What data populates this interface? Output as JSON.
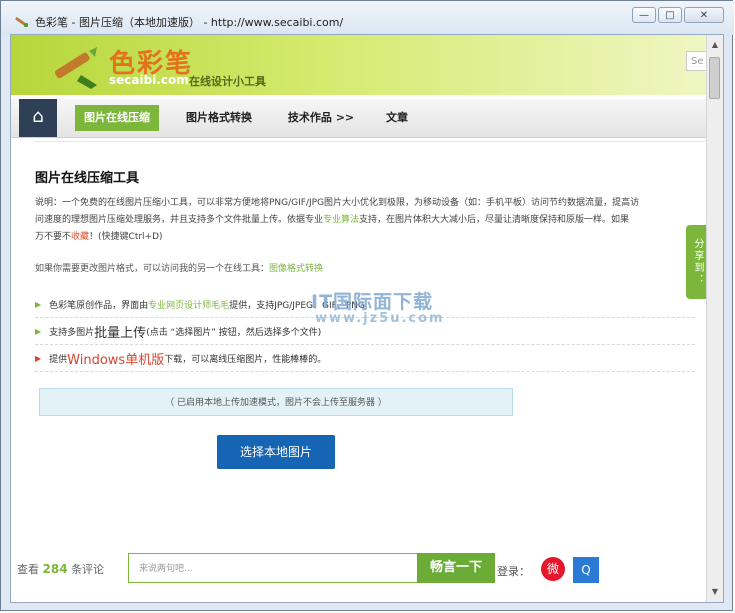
{
  "window": {
    "title": "色彩笔 - 图片压缩（本地加速版） - http://www.secaibi.com/",
    "controls": {
      "minimize": "—",
      "maximize": "□",
      "close": "✕"
    }
  },
  "header": {
    "logo_cn": "色彩笔",
    "logo_en": "secaibi.com",
    "slogan": "在线设计小工具",
    "search_placeholder": "Se"
  },
  "nav": {
    "home_icon": "⌂",
    "items": [
      {
        "label": "图片在线压缩",
        "active": true
      },
      {
        "label": "图片格式转换"
      },
      {
        "label": "技术作品 >>"
      },
      {
        "label": "文章"
      }
    ]
  },
  "main": {
    "title": "图片在线压缩工具",
    "intro_1": "说明：一个免费的在线图片压缩小工具，可以非常方便地将PNG/GIF/JPG图片大小优化到极限，为移动设备（如：手机平板）访问节约数据流量，提高访",
    "intro_2a": "问速度的理想图片压缩处理服务，并且支持多个文件批量上传。依据专业",
    "intro_2_link": "专业算法",
    "intro_2b": "支持，在图片体积大大减小后，尽量让清晰度保持和原版一样。如果",
    "intro_3a": "万不要不",
    "intro_3_link": "收藏",
    "intro_3b": "！(快捷键Ctrl+D)",
    "recommend_text": "如果你需要更改图片格式，可以访问我的另一个在线工具：",
    "recommend_link": "图像格式转换",
    "features": [
      {
        "pre": "色彩笔原创作品，界面由",
        "link": "专业网页设计师毛毛",
        "post": "提供，支持JPG/JPEG、GIF、PNG"
      },
      {
        "pre": "支持多图片",
        "big": "批量上传",
        "post": "(点击 “选择图片” 按钮，然后选择多个文件)"
      },
      {
        "pre": "提供",
        "big": "Windows单机版",
        "post": "下载，可以离线压缩图片，性能棒棒的。"
      }
    ],
    "notice": "（ 已启用本地上传加速模式，图片不会上传至服务器 ）",
    "select_button": "选择本地图片"
  },
  "share_tab": "分享到：",
  "watermark": {
    "main": "IT国际面下载",
    "sub": "www.jz5u.com"
  },
  "comment_bar": {
    "count_pre": "查看",
    "count_num": "284",
    "count_post": "条评论",
    "input_placeholder": "来说两句吧...",
    "submit": "畅言一下",
    "login_label": "登录：",
    "weibo_icon": "微",
    "qq_icon": "Q"
  }
}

- - -

» EXERCISE:
Write every entry out again exactly, dropping the pictures.

» FULL RESPONSE:
What data populates this interface? Output as JSON.
{
  "window": {
    "title": "色彩笔 - 图片压缩（本地加速版） - http://www.secaibi.com/",
    "controls": {
      "minimize": "—",
      "maximize": "□",
      "close": "✕"
    }
  },
  "header": {
    "logo_cn": "色彩笔",
    "logo_en": "secaibi.com",
    "slogan": "在线设计小工具",
    "search_placeholder": "Se"
  },
  "nav": {
    "home_icon": "⌂",
    "items": [
      {
        "label": "图片在线压缩",
        "active": true
      },
      {
        "label": "图片格式转换"
      },
      {
        "label": "技术作品 >>"
      },
      {
        "label": "文章"
      }
    ]
  },
  "main": {
    "title": "图片在线压缩工具",
    "intro_1": "说明：一个免费的在线图片压缩小工具，可以非常方便地将PNG/GIF/JPG图片大小优化到极限，为移动设备（如：手机平板）访问节约数据流量，提高访",
    "intro_2a": "问速度的理想图片压缩处理服务，并且支持多个文件批量上传。依据专业",
    "intro_2_link": "专业算法",
    "intro_2b": "支持，在图片体积大大减小后，尽量让清晰度保持和原版一样。如果",
    "intro_3a": "万不要不",
    "intro_3_link": "收藏",
    "intro_3b": "！(快捷键Ctrl+D)",
    "recommend_text": "如果你需要更改图片格式，可以访问我的另一个在线工具：",
    "recommend_link": "图像格式转换",
    "features": [
      {
        "pre": "色彩笔原创作品，界面由",
        "link": "专业网页设计师毛毛",
        "post": "提供，支持JPG/JPEG、GIF、PNG"
      },
      {
        "pre": "支持多图片",
        "big": "批量上传",
        "post": "(点击 “选择图片” 按钮，然后选择多个文件)"
      },
      {
        "pre": "提供",
        "big": "Windows单机版",
        "post": "下载，可以离线压缩图片，性能棒棒的。"
      }
    ],
    "notice": "（ 已启用本地上传加速模式，图片不会上传至服务器 ）",
    "select_button": "选择本地图片"
  },
  "share_tab": "分享到：",
  "watermark": {
    "main": "IT国际面下载",
    "sub": "www.jz5u.com"
  },
  "comment_bar": {
    "count_pre": "查看",
    "count_num": "284",
    "count_post": "条评论",
    "input_placeholder": "来说两句吧...",
    "submit": "畅言一下",
    "login_label": "登录：",
    "weibo_icon": "微",
    "qq_icon": "Q"
  }
}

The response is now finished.